*Task instructions*.
Give the number of lines in the entries that contain "MetaTrader". State only the count.
******************************
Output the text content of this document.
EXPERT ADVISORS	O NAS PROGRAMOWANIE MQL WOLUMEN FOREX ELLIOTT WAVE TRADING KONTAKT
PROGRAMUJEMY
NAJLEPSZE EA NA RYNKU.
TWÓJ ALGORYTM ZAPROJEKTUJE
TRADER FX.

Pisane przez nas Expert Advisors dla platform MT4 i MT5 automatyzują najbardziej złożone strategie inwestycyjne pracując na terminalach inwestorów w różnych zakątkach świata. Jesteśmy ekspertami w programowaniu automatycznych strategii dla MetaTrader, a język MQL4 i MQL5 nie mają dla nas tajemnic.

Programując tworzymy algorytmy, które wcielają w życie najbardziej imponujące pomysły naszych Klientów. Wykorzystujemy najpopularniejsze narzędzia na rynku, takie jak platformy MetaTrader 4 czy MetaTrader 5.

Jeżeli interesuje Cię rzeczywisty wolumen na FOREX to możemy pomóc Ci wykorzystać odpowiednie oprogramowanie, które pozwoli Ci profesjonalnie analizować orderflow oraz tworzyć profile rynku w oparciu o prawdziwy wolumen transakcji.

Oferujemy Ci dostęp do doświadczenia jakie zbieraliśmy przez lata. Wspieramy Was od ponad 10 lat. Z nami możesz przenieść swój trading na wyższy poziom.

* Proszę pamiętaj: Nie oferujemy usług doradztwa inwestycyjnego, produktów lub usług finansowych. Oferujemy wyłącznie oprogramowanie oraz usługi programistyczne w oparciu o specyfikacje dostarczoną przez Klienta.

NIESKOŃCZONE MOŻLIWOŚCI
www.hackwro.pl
******************************
*Task solution*.
2